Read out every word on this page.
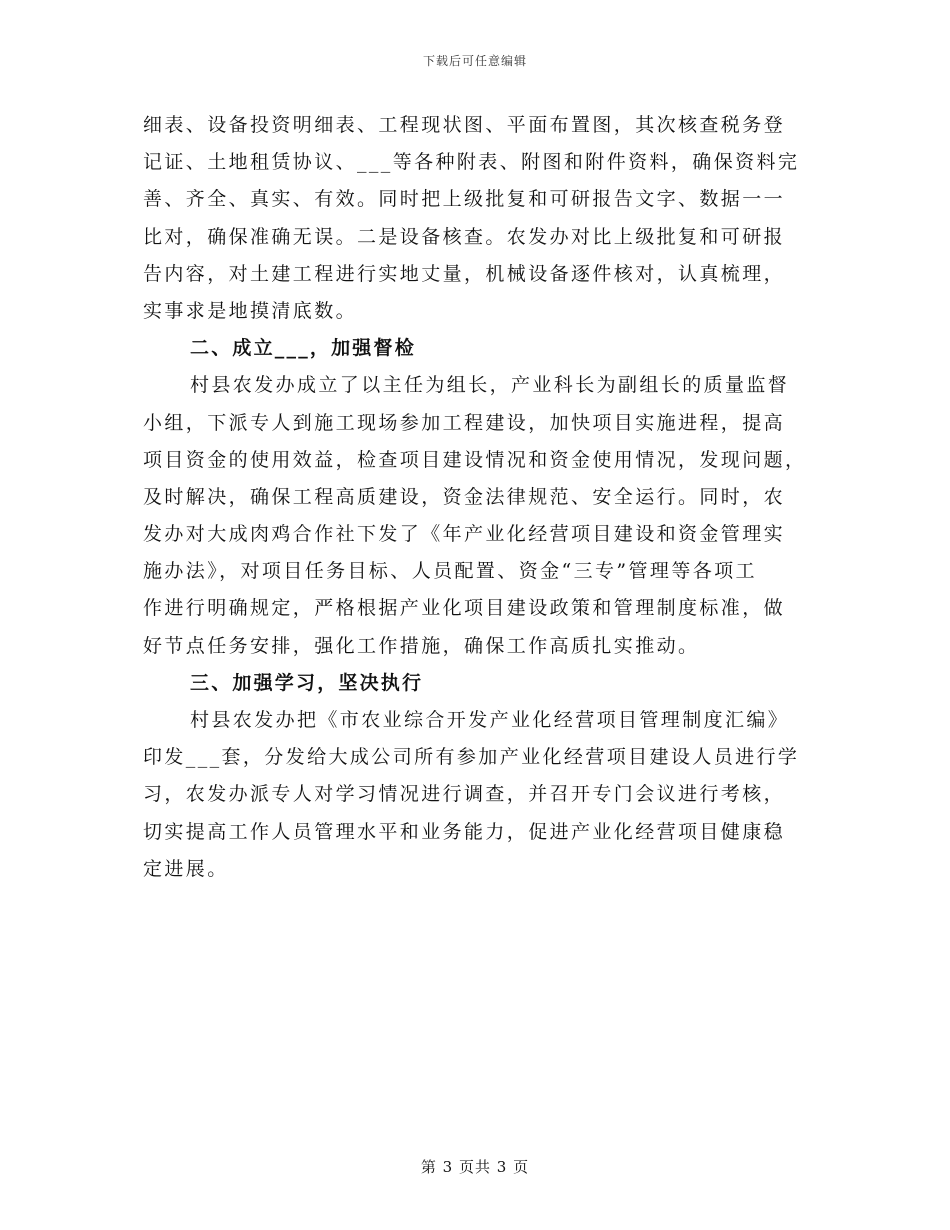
下载后可任意编辑
细表、设备投资明细表、工程现状图、平面布置图，其次核查税务登
记证、土地租赁协议、___等各种附表、附图和附件资料，确保资料完
善、齐全、真实、有效。同时把上级批复和可研报告文字、数据一一
比对，确保准确无误。二是设备核查。农发办对比上级批复和可研报
告内容，对土建工程进行实地丈量，机械设备逐件核对，认真梳理，
实事求是地摸清底数。
二、成立___，加强督检
村县农发办成立了以主任为组长，产业科长为副组长的质量监督
小组，下派专人到施工现场参加工程建设，加快项目实施进程，提高
项目资金的使用效益，检查项目建设情况和资金使用情况，发现问题，
及时解决，确保工程高质建设，资金法律规范、安全运行。同时，农
发办对大成肉鸡合作社下发了《年产业化经营项目建设和资金管理实
施办法》，对项目任务目标、人员配置、资金“三专”管理等各项工
作进行明确规定，严格根据产业化项目建设政策和管理制度标准，做
好节点任务安排，强化工作措施，确保工作高质扎实推动。
三、加强学习，坚决执行
村县农发办把《市农业综合开发产业化经营项目管理制度汇编》
印发___套，分发给大成公司所有参加产业化经营项目建设人员进行学
习，农发办派专人对学习情况进行调查，并召开专门会议进行考核，
切实提高工作人员管理水平和业务能力，促进产业化经营项目健康稳
定进展。
第 3 页共 3 页
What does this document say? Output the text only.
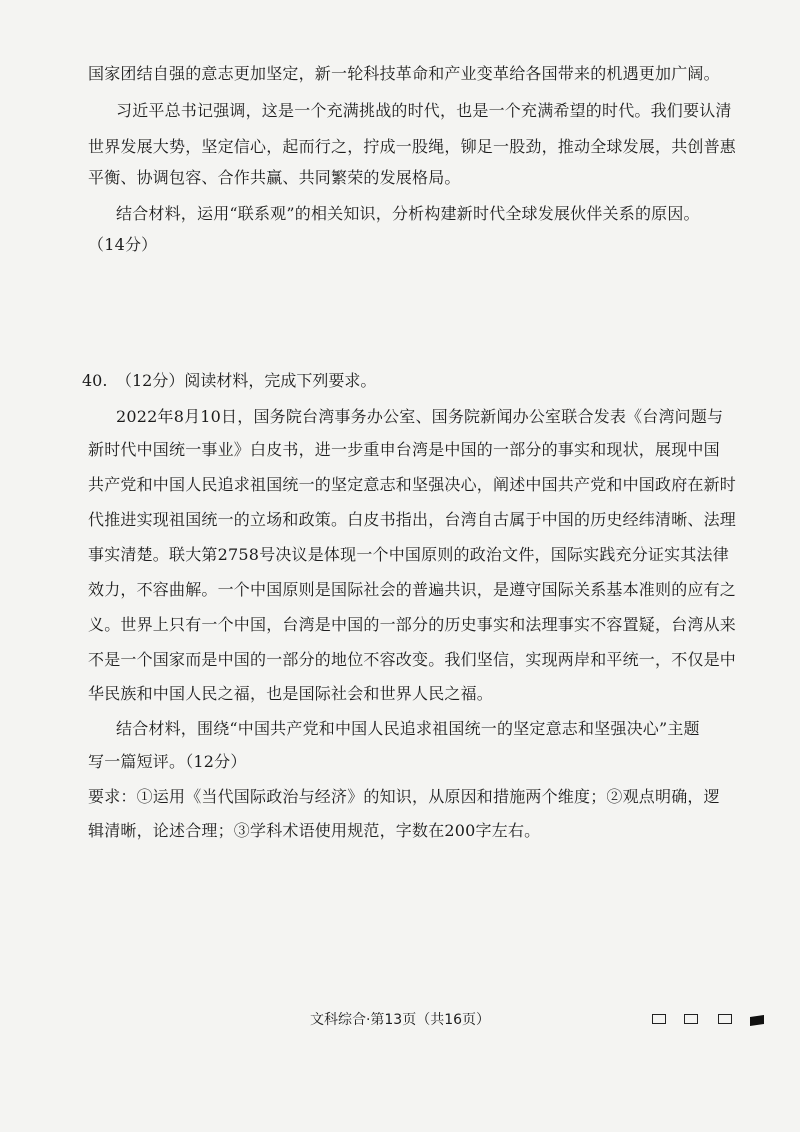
国家团结自强的意志更加坚定，新一轮科技革命和产业变革给各国带来的机遇更加广阔。
习近平总书记强调，这是一个充满挑战的时代，也是一个充满希望的时代。我们要认清
世界发展大势，坚定信心，起而行之，拧成一股绳，铆足一股劲，推动全球发展，共创普惠
平衡、协调包容、合作共赢、共同繁荣的发展格局。
结合材料，运用“联系观”的相关知识，分析构建新时代全球发展伙伴关系的原因。
（14分）
40. （12分）阅读材料，完成下列要求。
2022年8月10日，国务院台湾事务办公室、国务院新闻办公室联合发表《台湾问题与
新时代中国统一事业》白皮书，进一步重申台湾是中国的一部分的事实和现状，展现中国
共产党和中国人民追求祖国统一的坚定意志和坚强决心，阐述中国共产党和中国政府在新时
代推进实现祖国统一的立场和政策。白皮书指出，台湾自古属于中国的历史经纬清晰、法理
事实清楚。联大第2758号决议是体现一个中国原则的政治文件，国际实践充分证实其法律
效力，不容曲解。一个中国原则是国际社会的普遍共识，是遵守国际关系基本准则的应有之
义。世界上只有一个中国，台湾是中国的一部分的历史事实和法理事实不容置疑，台湾从来
不是一个国家而是中国的一部分的地位不容改变。我们坚信，实现两岸和平统一，不仅是中
华民族和中国人民之福，也是国际社会和世界人民之福。
结合材料，围绕“中国共产党和中国人民追求祖国统一的坚定意志和坚强决心”主题
写一篇短评。（12分）
要求：①运用《当代国际政治与经济》的知识，从原因和措施两个维度；②观点明确，逻
辑清晰，论述合理；③学科术语使用规范，字数在200字左右。
文科综合·第13页（共16页）
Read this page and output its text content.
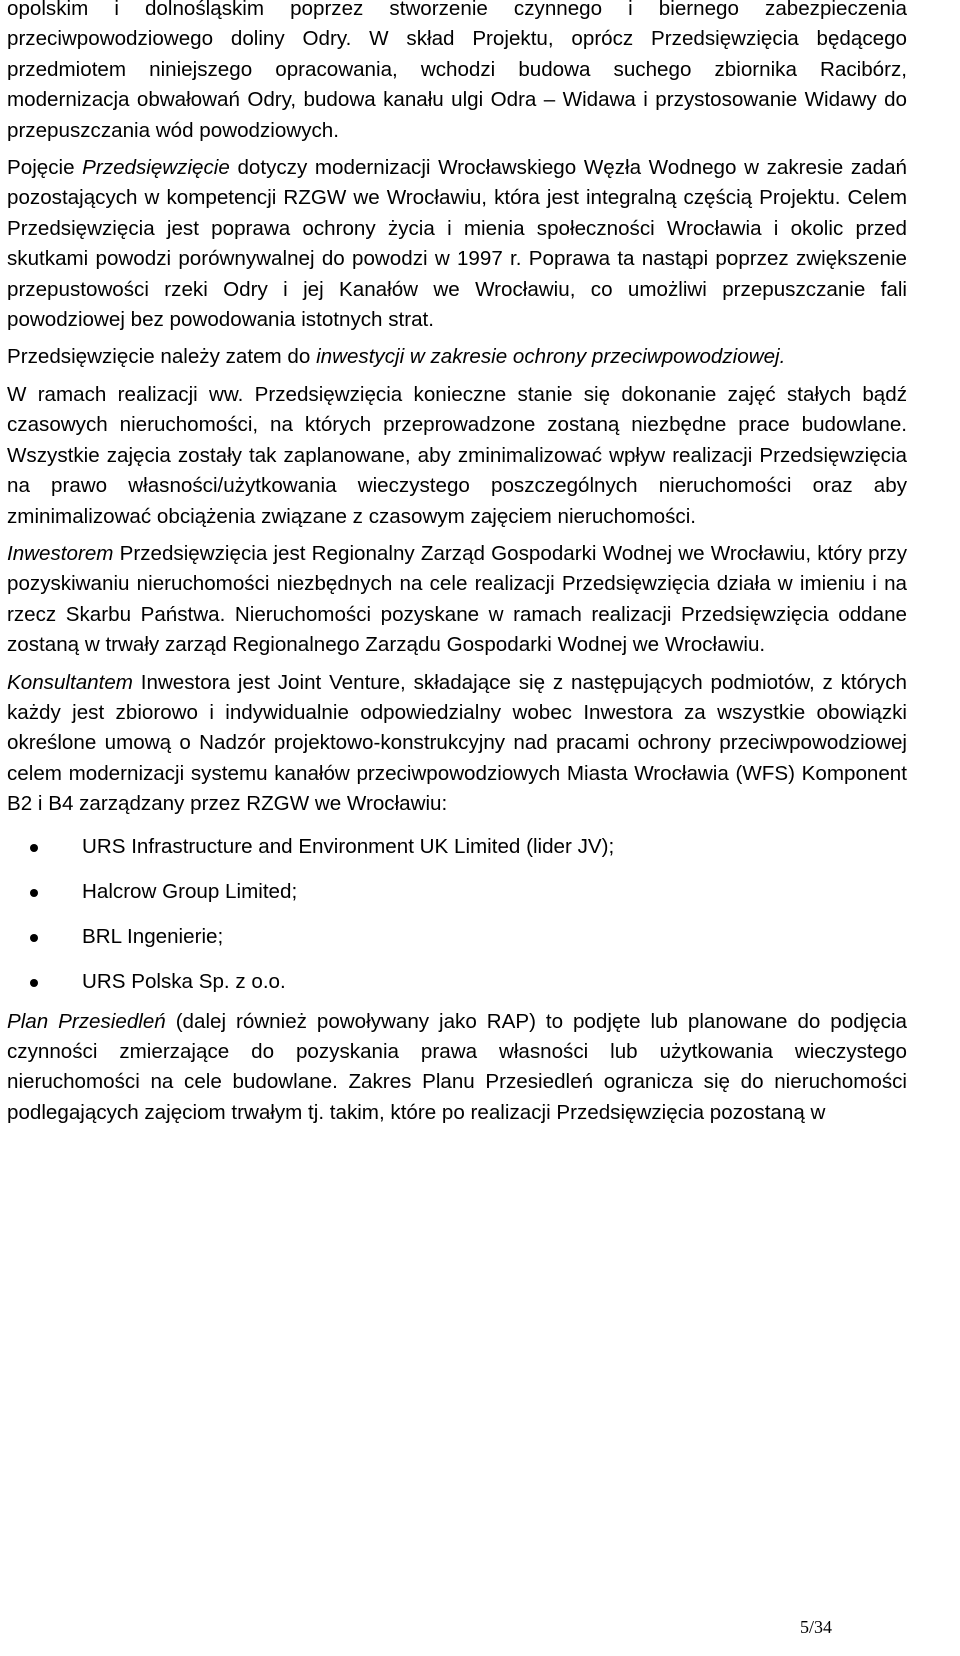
opolskim i dolnośląskim poprzez stworzenie czynnego i biernego zabezpieczenia przeciwpowodziowego doliny Odry. W skład Projektu, oprócz Przedsięwzięcia będącego przedmiotem niniejszego opracowania, wchodzi budowa suchego zbiornika Racibórz, modernizacja obwałowań Odry, budowa kanału ulgi Odra – Widawa i przystosowanie Widawy do przepuszczania wód powodziowych.

Pojęcie Przedsięwzięcie dotyczy modernizacji Wrocławskiego Węzła Wodnego w zakresie zadań pozostających w kompetencji RZGW we Wrocławiu, która jest integralną częścią Projektu. Celem Przedsięwzięcia jest poprawa ochrony życia i mienia społeczności Wrocławia i okolic przed skutkami powodzi porównywalnej do powodzi w 1997 r. Poprawa ta nastąpi poprzez zwiększenie przepustowości rzeki Odry i jej Kanałów we Wrocławiu, co umożliwi przepuszczanie fali powodziowej bez powodowania istotnych strat.

Przedsięwzięcie należy zatem do inwestycji w zakresie ochrony przeciwpowodziowej.

W ramach realizacji ww. Przedsięwzięcia konieczne stanie się dokonanie zajęć stałych bądź czasowych nieruchomości, na których przeprowadzone zostaną niezbędne prace budowlane. Wszystkie zajęcia zostały tak zaplanowane, aby zminimalizować wpływ realizacji Przedsięwzięcia na prawo własności/użytkowania wieczystego poszczególnych nieruchomości oraz aby zminimalizować obciążenia związane z czasowym zajęciem nieruchomości.

Inwestorem Przedsięwzięcia jest Regionalny Zarząd Gospodarki Wodnej we Wrocławiu, który przy pozyskiwaniu nieruchomości niezbędnych na cele realizacji Przedsięwzięcia działa w imieniu i na rzecz Skarbu Państwa. Nieruchomości pozyskane w ramach realizacji Przedsięwzięcia oddane zostaną w trwały zarząd Regionalnego Zarządu Gospodarki Wodnej we Wrocławiu.

Konsultantem Inwestora jest Joint Venture, składające się z następujących podmiotów, z których każdy jest zbiorowo i indywidualnie odpowiedzialny wobec Inwestora za wszystkie obowiązki określone umową o Nadzór projektowo-konstrukcyjny nad pracami ochrony przeciwpowodziowej celem modernizacji systemu kanałów przeciwpowodziowych Miasta Wrocławia (WFS) Komponent B2 i B4 zarządzany przez RZGW we Wrocławiu:

URS Infrastructure and Environment UK Limited (lider JV);
Halcrow Group Limited;
BRL Ingenierie;
URS Polska Sp. z o.o.

Plan Przesiedleń (dalej również powoływany jako RAP) to podjęte lub planowane do podjęcia czynności zmierzające do pozyskania prawa własności lub użytkowania wieczystego nieruchomości na cele budowlane. Zakres Planu Przesiedleń ogranicza się do nieruchomości podlegających zajęciom trwałym tj. takim, które po realizacji Przedsięwzięcia pozostaną w

5/34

--*--

## REQUEST
Pull out all lines from the entries above that include the word "结合材料".

## COMPLETED TASK
结合材料，运用“联系观”的相关知识，分析构建新时代全球发展伙伴关系的原因。
结合材料，围绕“中国共产党和中国人民追求祖国统一的坚定意志和坚强决心”主题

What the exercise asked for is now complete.